- **EXERCISE OBJECTIVE**
Please recast the records as a JSON list of strings, one string per line with blank lines left out, covering only the lines from the start of the records through the line that contains "decor-line xyxy=(288,150,384,151)".

- **GIVEN ENTRIES**
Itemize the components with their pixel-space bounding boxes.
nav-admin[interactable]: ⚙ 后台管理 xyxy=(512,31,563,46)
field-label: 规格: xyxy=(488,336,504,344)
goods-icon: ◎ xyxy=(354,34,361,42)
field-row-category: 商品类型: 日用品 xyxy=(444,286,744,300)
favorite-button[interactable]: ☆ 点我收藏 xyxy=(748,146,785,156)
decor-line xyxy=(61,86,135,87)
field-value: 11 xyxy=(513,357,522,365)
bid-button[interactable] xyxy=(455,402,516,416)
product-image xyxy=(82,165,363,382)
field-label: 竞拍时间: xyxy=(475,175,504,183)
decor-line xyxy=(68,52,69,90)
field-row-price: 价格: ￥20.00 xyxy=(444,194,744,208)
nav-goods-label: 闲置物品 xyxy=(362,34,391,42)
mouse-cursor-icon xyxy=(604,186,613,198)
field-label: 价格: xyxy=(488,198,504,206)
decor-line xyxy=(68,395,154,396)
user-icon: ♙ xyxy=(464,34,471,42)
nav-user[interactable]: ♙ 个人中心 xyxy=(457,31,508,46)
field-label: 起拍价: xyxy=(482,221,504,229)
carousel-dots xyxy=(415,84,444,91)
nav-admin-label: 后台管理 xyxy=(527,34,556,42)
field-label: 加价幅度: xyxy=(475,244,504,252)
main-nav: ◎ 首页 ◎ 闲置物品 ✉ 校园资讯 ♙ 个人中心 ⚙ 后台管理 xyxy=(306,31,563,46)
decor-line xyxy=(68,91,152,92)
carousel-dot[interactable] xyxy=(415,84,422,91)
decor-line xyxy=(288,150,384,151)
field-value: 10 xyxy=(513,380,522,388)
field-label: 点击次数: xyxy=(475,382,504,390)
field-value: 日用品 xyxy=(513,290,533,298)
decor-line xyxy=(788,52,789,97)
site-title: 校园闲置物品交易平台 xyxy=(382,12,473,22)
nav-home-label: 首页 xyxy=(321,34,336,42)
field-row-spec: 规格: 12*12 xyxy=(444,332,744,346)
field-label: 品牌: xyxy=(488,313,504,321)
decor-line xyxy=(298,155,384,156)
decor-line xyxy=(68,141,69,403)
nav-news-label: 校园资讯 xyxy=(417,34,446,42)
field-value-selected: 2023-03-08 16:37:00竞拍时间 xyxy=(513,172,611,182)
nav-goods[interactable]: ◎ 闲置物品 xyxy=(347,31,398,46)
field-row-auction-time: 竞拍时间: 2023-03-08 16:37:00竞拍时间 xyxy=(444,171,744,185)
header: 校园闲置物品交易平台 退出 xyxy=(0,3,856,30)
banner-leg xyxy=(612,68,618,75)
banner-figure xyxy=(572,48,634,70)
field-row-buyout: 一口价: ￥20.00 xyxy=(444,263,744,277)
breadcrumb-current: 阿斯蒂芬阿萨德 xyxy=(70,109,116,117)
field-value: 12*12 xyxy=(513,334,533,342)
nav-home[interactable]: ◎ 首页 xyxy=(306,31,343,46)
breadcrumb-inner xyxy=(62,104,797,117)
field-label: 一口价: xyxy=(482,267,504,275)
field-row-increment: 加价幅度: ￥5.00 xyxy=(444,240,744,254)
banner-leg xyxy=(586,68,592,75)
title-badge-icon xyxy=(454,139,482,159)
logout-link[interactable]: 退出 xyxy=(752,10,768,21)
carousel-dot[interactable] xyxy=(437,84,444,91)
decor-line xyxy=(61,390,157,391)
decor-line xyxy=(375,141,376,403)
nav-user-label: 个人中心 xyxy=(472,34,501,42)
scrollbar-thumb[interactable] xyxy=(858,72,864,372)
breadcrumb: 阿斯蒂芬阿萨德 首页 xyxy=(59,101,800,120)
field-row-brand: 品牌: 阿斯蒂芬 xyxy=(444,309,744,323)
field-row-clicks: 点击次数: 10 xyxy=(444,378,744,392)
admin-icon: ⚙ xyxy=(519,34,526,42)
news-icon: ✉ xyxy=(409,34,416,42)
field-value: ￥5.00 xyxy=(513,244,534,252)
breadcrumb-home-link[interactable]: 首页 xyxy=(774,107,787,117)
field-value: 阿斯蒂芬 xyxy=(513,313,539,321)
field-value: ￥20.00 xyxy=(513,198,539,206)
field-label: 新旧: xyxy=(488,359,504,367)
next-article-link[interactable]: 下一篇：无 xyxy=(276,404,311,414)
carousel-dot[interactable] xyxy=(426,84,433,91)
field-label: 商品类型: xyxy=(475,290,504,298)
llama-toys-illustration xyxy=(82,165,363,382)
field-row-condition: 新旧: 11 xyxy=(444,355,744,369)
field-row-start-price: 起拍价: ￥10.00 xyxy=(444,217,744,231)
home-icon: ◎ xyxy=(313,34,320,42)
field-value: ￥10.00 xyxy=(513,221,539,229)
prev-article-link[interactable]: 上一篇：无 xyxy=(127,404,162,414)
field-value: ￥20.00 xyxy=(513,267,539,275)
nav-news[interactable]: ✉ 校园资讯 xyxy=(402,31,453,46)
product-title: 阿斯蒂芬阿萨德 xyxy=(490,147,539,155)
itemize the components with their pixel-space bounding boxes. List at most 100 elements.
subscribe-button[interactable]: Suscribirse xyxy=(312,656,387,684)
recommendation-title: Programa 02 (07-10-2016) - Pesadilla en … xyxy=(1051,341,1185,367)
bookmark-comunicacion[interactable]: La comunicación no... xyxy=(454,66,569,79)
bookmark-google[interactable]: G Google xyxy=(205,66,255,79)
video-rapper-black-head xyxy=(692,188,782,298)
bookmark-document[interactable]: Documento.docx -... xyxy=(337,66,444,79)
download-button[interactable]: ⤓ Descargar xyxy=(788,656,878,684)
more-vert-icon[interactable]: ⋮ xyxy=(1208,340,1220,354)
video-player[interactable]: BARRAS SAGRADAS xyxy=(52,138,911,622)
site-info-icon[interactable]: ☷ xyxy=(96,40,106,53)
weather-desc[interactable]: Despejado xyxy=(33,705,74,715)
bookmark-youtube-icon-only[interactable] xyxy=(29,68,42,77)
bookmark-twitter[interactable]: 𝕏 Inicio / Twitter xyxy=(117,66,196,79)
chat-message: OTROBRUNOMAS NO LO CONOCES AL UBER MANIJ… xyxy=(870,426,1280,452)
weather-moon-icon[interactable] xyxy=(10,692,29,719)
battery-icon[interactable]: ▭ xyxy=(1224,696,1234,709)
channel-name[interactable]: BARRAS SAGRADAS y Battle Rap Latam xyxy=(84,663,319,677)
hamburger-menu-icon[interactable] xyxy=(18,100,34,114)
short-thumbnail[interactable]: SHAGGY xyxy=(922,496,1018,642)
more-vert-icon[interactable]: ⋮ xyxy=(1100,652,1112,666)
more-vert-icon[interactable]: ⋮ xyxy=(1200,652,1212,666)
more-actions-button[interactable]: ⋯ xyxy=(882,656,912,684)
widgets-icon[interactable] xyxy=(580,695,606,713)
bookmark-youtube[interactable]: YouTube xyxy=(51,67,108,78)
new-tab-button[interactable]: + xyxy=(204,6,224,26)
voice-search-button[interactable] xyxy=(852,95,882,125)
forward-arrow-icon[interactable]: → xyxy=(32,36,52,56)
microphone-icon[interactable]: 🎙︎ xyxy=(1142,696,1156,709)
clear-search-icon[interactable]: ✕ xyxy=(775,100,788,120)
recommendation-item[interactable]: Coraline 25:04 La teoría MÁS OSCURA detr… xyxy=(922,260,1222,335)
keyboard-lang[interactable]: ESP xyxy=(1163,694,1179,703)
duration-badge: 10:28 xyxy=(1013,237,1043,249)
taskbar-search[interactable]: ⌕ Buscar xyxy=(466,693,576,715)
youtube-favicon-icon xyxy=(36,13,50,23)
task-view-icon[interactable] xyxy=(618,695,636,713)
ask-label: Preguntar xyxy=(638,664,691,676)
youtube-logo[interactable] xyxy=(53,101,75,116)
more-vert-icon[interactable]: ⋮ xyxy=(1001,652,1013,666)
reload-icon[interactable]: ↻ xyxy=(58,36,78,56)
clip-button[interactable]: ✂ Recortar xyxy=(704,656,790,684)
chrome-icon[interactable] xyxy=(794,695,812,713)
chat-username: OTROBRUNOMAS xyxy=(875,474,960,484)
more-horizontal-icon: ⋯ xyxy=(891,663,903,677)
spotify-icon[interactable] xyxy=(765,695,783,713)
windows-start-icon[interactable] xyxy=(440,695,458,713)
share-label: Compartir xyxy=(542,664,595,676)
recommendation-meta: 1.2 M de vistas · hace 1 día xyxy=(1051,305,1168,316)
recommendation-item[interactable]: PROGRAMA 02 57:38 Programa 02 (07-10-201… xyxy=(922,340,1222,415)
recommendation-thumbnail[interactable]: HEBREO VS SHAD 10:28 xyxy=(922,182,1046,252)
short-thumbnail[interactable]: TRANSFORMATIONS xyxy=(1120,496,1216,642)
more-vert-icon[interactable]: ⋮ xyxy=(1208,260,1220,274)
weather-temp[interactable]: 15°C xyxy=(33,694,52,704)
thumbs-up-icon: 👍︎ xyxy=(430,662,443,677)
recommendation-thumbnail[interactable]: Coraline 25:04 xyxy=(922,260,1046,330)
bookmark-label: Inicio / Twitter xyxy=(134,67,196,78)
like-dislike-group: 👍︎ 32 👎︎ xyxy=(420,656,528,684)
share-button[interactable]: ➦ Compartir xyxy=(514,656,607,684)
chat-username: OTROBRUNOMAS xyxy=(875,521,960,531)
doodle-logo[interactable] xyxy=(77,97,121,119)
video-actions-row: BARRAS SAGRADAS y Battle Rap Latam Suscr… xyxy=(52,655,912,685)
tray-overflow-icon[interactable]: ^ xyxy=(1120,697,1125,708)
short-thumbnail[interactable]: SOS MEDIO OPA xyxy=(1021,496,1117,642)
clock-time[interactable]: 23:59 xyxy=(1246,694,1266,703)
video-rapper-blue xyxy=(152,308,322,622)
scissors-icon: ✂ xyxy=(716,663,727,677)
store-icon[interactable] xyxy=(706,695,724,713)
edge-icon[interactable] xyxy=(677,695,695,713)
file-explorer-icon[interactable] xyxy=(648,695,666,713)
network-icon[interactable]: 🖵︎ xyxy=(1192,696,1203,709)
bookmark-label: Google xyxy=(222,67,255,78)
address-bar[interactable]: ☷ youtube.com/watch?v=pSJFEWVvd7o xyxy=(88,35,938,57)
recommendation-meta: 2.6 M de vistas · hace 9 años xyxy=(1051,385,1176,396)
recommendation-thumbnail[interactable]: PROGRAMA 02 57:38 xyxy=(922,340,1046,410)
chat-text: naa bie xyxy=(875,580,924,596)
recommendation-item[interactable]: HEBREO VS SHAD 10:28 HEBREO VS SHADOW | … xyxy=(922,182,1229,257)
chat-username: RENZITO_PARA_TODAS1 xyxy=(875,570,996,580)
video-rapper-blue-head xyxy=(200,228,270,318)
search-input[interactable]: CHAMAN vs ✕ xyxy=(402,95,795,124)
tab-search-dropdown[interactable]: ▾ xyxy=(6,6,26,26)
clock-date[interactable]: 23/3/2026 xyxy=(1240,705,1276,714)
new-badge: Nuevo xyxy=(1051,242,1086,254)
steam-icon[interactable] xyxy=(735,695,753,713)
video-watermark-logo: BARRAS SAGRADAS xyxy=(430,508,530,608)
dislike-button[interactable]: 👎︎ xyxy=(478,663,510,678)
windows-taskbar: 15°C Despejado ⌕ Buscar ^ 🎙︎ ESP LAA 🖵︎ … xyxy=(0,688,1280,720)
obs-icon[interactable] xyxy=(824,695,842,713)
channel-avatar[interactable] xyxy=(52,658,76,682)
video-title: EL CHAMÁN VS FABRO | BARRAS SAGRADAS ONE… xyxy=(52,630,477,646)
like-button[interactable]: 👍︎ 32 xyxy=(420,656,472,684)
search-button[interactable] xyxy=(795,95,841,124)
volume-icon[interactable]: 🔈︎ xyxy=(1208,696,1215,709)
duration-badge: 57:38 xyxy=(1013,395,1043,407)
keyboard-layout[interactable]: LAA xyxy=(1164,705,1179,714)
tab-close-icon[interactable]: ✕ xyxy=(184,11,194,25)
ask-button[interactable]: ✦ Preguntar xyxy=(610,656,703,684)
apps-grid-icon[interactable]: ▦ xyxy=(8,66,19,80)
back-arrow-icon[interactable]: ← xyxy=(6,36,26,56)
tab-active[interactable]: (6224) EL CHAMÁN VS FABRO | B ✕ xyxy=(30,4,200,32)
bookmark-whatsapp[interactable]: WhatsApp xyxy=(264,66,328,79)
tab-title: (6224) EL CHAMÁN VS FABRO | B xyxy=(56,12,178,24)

- **ANSWER FOR THE TASK**
[
  "Itemize the components with their pixel-space bounding boxes.",
  "nav-admin[interactable]: ⚙ 后台管理 xyxy=(512,31,563,46)",
  "field-label: 规格: xyxy=(488,336,504,344)",
  "goods-icon: ◎ xyxy=(354,34,361,42)",
  "field-row-category: 商品类型: 日用品 xyxy=(444,286,744,300)",
  "favorite-button[interactable]: ☆ 点我收藏 xyxy=(748,146,785,156)",
  "decor-line xyxy=(61,86,135,87)",
  "field-value: 11 xyxy=(513,357,522,365)",
  "bid-button[interactable] xyxy=(455,402,516,416)",
  "product-image xyxy=(82,165,363,382)",
  "field-label: 竞拍时间: xyxy=(475,175,504,183)",
  "decor-line xyxy=(68,52,69,90)",
  "field-row-price: 价格: ￥20.00 xyxy=(444,194,744,208)",
  "nav-goods-label: 闲置物品 xyxy=(362,34,391,42)",
  "mouse-cursor-icon xyxy=(604,186,613,198)",
  "field-label: 价格: xyxy=(488,198,504,206)",
  "decor-line xyxy=(68,395,154,396)",
  "user-icon: ♙ xyxy=(464,34,471,42)",
  "nav-user[interactable]: ♙ 个人中心 xyxy=(457,31,508,46)",
  "field-label: 起拍价: xyxy=(482,221,504,229)",
  "carousel-dots xyxy=(415,84,444,91)",
  "nav-admin-label: 后台管理 xyxy=(527,34,556,42)",
  "field-label: 加价幅度: xyxy=(475,244,504,252)",
  "main-nav: ◎ 首页 ◎ 闲置物品 ✉ 校园资讯 ♙ 个人中心 ⚙ 后台管理 xyxy=(306,31,563,46)",
  "decor-line xyxy=(68,91,152,92)",
  "carousel-dot[interactable] xyxy=(415,84,422,91)",
  "decor-line xyxy=(288,150,384,151)"
]